**Requirement:** Give the number of lines containing the word "Land", and nothing else.

**Input data:**
== == ==

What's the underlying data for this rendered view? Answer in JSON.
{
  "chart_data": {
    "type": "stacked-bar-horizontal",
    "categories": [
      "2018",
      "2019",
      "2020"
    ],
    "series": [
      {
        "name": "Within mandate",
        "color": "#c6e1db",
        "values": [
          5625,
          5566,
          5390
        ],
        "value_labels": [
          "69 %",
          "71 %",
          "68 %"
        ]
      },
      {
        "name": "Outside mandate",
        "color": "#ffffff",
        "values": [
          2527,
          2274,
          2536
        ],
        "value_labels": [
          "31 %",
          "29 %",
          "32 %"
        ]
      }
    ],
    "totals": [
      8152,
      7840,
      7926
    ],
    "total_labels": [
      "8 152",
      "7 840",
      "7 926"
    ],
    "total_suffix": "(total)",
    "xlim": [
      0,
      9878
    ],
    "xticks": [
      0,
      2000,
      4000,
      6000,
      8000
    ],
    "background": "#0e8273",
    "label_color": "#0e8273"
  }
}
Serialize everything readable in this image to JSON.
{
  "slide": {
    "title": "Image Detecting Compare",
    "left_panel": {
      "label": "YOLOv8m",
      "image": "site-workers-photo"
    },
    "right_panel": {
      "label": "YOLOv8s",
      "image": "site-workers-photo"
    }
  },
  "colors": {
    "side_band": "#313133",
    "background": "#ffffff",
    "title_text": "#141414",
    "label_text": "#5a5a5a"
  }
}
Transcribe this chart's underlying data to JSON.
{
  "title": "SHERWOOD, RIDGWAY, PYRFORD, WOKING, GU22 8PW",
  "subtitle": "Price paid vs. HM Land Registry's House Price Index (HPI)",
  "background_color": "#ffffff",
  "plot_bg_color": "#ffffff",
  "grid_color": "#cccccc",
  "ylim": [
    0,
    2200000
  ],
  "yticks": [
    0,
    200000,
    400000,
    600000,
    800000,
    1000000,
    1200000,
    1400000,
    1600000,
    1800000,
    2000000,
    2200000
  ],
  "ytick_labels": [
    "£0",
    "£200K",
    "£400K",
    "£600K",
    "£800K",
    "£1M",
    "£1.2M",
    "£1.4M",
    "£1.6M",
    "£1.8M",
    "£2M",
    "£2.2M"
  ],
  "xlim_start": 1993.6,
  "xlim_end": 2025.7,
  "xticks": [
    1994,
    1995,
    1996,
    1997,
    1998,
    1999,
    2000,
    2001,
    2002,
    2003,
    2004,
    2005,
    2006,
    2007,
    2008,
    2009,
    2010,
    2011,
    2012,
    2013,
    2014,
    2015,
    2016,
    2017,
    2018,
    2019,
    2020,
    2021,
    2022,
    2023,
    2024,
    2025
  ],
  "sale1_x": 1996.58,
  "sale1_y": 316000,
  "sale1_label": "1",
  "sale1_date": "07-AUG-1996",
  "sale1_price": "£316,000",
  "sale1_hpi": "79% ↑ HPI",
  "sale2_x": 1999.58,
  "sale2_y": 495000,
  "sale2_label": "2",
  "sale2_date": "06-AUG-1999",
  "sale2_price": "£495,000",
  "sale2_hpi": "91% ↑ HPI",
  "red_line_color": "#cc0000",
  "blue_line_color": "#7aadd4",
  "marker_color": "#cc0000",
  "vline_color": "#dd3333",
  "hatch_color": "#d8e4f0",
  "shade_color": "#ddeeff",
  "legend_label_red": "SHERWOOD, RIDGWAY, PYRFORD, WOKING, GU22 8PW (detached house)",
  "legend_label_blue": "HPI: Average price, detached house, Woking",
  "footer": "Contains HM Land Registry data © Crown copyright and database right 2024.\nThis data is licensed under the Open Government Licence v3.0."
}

== == ==

**Written solution:** 2